◆ Work to do
Look through the material below. Copy every line with the string "JSON" in it.

◆ Figure dataset records

+===+

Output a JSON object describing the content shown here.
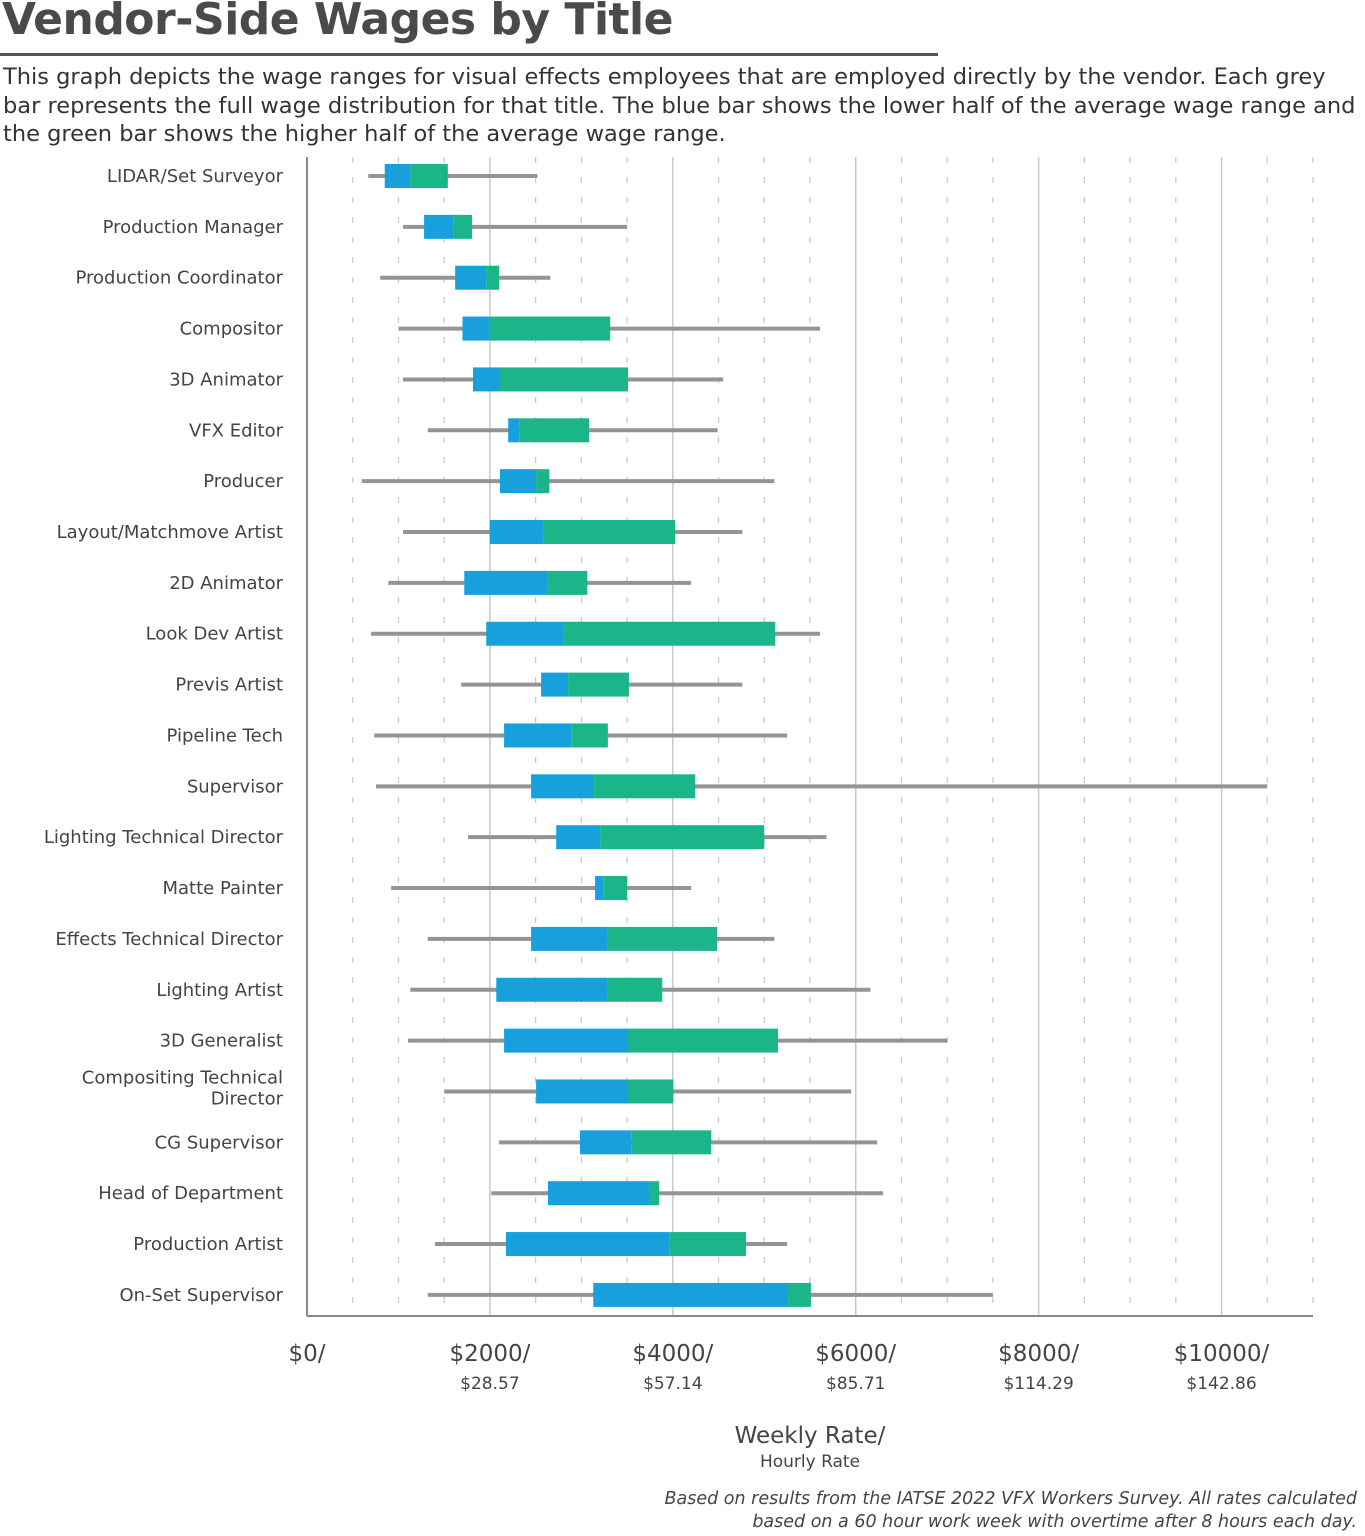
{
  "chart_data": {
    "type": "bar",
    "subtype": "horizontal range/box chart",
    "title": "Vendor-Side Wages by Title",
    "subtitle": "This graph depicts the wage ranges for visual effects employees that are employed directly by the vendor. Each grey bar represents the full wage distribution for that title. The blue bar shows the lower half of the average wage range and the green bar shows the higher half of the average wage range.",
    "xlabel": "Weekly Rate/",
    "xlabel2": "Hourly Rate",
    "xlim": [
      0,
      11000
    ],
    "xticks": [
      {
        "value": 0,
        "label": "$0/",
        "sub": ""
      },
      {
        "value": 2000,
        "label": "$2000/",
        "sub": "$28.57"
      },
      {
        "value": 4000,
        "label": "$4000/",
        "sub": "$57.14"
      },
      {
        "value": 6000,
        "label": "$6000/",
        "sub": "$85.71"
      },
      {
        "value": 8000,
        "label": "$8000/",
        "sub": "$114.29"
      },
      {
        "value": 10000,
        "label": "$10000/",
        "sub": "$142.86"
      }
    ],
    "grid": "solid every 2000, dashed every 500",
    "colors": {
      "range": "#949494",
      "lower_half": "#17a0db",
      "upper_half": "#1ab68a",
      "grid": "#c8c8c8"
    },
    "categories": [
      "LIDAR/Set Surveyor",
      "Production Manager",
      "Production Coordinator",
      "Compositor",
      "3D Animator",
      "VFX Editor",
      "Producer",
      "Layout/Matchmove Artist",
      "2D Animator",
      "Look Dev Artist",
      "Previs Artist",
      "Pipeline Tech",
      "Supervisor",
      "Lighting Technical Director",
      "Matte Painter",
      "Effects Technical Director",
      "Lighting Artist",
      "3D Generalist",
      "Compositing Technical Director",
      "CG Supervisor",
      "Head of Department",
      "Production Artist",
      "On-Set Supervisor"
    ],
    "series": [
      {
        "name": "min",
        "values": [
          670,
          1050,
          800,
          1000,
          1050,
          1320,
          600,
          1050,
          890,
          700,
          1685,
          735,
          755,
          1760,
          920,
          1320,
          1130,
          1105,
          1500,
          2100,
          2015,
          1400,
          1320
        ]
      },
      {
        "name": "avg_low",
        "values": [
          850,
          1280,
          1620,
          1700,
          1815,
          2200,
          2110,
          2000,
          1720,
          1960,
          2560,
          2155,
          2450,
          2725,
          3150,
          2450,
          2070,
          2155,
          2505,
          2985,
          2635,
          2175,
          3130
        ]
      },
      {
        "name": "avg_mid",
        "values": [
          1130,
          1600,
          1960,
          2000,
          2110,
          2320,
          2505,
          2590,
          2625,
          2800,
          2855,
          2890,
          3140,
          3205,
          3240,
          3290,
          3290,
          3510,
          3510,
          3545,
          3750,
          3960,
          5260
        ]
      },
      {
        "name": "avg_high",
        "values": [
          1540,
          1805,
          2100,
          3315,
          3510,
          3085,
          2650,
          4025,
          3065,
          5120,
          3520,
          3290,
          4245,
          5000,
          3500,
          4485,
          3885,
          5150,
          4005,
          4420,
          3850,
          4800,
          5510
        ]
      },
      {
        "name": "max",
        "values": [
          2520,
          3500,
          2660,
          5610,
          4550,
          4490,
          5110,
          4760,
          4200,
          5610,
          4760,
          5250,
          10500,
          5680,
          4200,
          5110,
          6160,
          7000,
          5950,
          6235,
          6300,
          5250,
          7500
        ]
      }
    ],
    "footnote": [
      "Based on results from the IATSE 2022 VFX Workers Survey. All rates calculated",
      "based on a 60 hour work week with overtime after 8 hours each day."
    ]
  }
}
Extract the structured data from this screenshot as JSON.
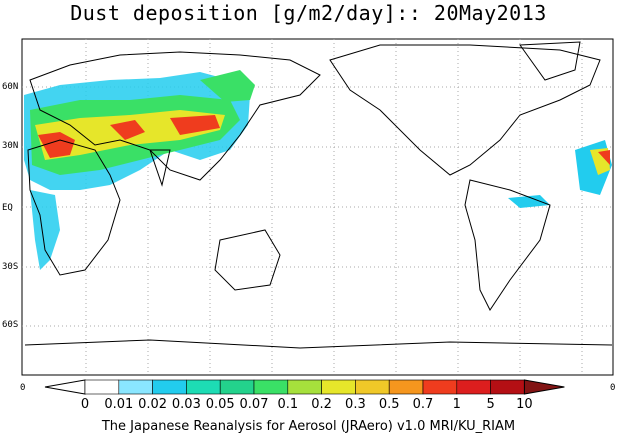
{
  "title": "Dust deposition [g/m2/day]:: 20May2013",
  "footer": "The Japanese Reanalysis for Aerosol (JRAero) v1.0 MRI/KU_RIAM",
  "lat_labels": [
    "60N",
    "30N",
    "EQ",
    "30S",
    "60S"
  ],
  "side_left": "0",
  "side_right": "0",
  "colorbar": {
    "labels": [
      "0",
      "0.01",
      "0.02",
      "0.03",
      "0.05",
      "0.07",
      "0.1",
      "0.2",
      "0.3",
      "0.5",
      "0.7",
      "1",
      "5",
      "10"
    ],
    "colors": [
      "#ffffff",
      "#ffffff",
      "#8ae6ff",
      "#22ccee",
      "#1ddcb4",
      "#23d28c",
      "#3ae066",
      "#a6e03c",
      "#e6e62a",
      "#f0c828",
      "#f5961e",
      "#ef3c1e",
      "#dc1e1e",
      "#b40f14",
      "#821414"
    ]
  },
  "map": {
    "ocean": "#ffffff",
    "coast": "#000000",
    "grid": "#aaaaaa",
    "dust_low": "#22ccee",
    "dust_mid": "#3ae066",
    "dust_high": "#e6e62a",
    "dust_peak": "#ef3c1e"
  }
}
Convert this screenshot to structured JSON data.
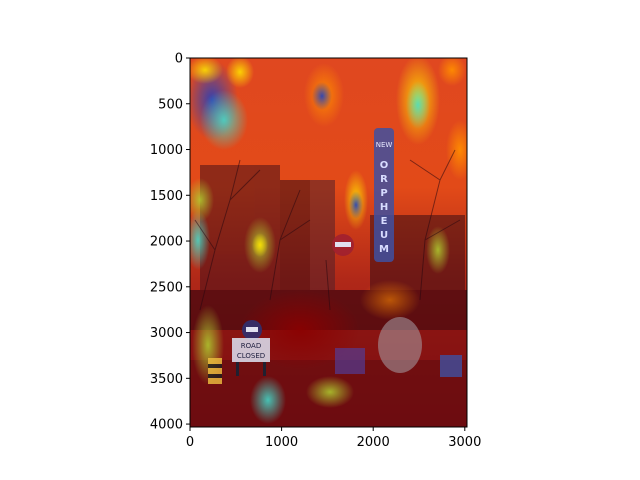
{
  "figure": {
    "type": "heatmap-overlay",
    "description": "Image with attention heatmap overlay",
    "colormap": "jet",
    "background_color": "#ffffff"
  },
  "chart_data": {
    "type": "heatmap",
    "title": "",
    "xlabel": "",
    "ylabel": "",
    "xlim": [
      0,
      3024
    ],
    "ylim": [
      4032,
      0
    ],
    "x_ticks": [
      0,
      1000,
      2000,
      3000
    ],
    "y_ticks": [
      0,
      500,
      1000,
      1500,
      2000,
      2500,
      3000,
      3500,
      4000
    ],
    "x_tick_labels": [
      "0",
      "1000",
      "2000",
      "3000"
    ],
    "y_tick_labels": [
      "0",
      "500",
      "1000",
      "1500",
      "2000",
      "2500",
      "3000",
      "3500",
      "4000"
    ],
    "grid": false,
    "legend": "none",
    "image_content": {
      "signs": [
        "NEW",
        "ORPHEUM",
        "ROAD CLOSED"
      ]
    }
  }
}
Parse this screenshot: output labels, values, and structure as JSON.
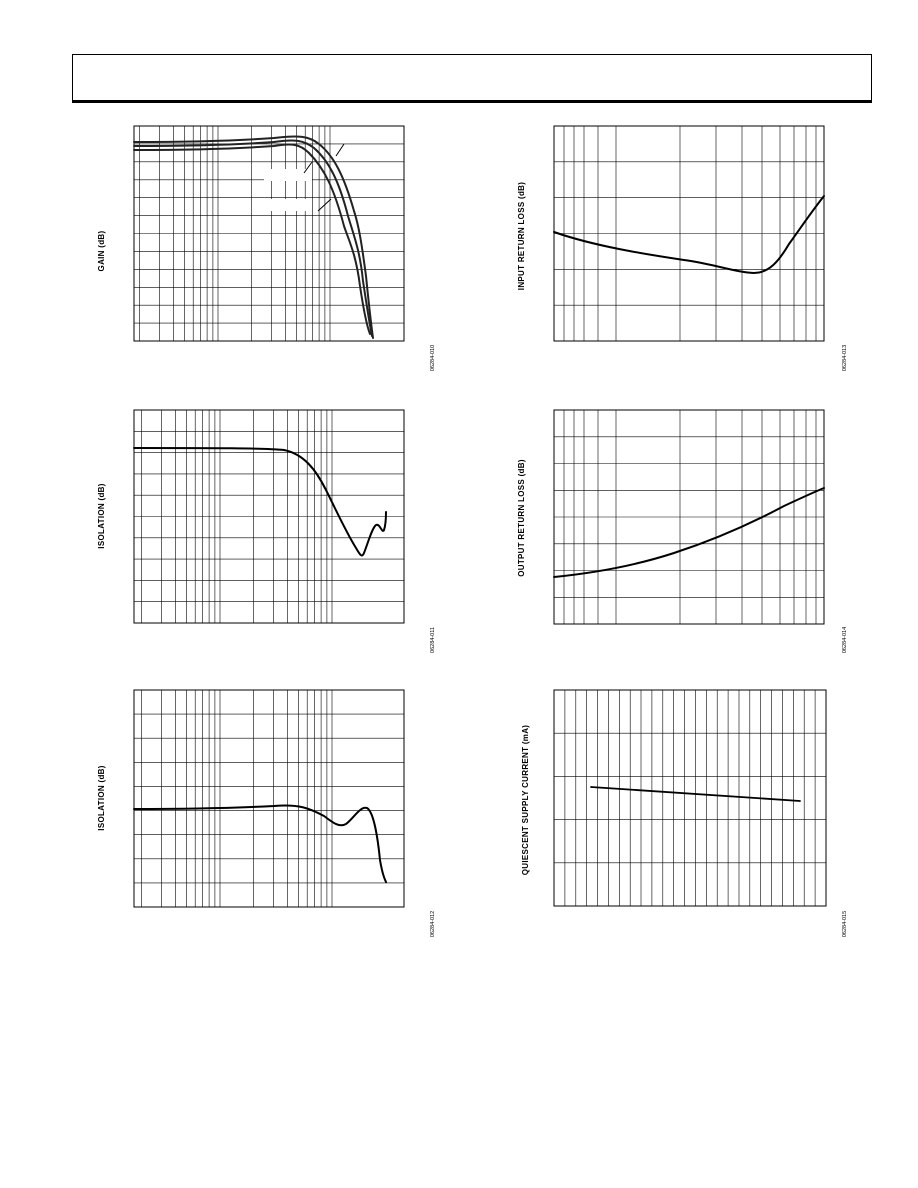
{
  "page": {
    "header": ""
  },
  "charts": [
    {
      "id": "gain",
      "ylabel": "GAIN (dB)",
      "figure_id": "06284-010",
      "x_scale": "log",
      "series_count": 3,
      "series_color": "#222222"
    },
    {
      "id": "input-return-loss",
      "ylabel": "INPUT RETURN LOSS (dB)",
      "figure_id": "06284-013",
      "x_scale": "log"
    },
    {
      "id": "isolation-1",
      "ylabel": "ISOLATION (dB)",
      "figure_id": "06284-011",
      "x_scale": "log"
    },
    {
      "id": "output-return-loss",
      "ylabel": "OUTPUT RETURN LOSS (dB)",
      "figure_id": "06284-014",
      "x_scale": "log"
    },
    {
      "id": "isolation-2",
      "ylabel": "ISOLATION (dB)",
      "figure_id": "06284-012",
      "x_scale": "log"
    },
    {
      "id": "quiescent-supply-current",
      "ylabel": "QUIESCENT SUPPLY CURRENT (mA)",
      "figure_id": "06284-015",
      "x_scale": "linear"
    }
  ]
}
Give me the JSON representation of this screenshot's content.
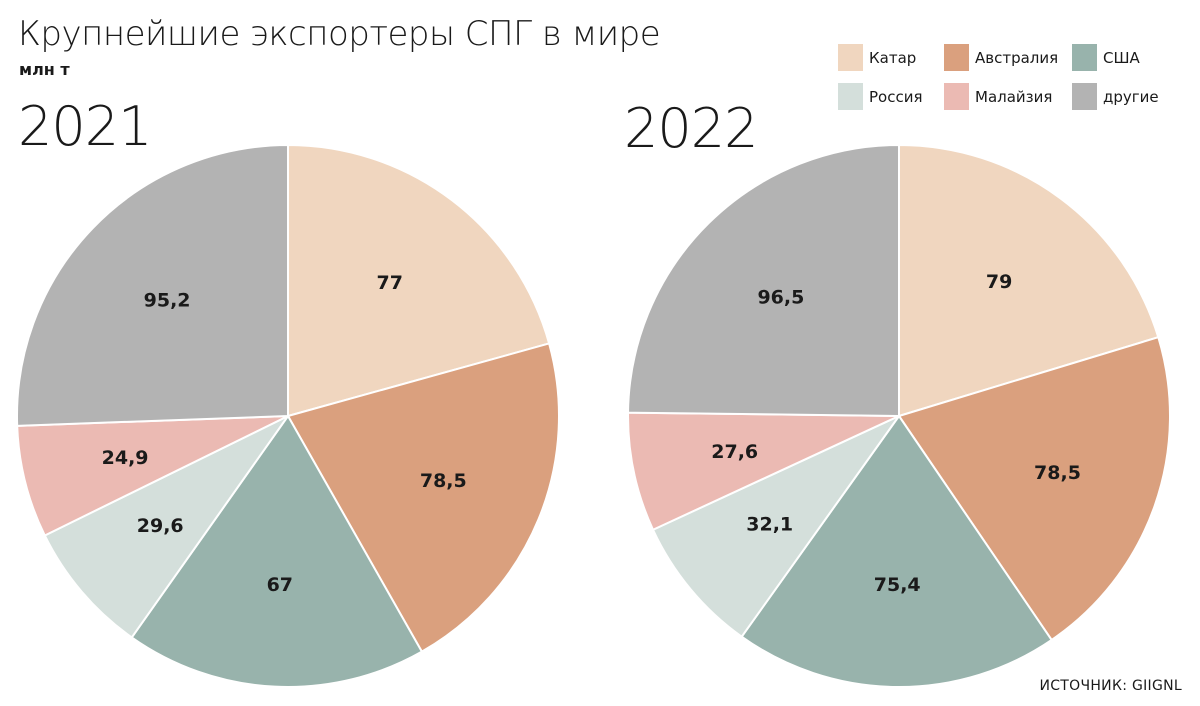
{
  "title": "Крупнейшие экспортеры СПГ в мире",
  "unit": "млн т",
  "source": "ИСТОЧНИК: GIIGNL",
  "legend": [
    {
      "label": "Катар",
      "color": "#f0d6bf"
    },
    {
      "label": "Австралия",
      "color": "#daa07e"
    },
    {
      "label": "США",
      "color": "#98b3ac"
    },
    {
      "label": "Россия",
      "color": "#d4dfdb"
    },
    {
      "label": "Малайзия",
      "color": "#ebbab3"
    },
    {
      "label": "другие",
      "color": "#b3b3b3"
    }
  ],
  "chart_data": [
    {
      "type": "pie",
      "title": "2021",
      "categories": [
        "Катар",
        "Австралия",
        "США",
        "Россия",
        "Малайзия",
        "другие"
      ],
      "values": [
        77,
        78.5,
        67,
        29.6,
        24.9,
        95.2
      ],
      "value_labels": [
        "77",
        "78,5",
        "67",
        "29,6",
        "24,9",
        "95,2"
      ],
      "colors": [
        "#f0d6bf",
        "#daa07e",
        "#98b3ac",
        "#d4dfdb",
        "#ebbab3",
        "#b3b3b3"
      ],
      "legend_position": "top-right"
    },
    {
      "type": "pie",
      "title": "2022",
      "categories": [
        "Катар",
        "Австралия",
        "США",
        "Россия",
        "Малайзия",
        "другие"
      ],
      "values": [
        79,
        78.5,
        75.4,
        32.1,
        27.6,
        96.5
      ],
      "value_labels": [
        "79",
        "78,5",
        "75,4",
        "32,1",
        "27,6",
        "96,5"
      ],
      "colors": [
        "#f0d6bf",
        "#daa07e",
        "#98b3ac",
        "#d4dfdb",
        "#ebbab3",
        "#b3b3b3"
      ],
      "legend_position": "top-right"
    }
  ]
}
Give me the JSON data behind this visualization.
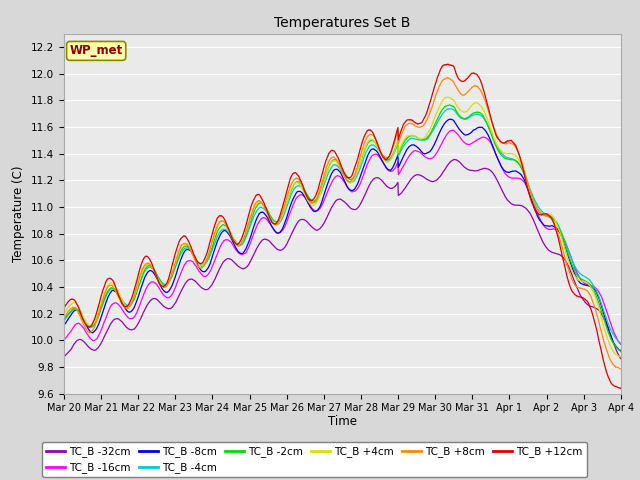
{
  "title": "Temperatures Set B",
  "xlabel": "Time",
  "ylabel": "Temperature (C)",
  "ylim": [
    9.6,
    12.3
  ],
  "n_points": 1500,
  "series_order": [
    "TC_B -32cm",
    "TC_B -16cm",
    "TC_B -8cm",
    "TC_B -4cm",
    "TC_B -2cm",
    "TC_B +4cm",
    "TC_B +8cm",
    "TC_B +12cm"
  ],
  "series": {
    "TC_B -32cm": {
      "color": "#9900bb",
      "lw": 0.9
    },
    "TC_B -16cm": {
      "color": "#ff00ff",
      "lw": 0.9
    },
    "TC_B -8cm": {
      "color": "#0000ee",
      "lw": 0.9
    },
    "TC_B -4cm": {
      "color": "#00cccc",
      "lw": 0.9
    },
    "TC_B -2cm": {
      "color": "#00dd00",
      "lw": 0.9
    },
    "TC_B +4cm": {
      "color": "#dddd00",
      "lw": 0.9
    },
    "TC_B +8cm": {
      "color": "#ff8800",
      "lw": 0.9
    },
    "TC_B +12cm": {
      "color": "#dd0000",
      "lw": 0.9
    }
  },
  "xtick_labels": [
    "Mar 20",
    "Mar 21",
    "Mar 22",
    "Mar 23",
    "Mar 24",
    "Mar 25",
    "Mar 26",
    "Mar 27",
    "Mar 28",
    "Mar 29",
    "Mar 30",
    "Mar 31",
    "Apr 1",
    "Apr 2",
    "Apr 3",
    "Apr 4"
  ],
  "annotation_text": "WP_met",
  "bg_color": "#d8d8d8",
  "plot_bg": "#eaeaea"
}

+===+

◆ Complete output
Output a JSON object describing the content shown here.
Extract the structured data from this screenshot as JSON.
Convert this screenshot to structured JSON data.
Parse this screenshot: output labels, values, and structure as JSON.
Give me the JSON representation of this screenshot's content.
Give me the JSON data behind this visualization.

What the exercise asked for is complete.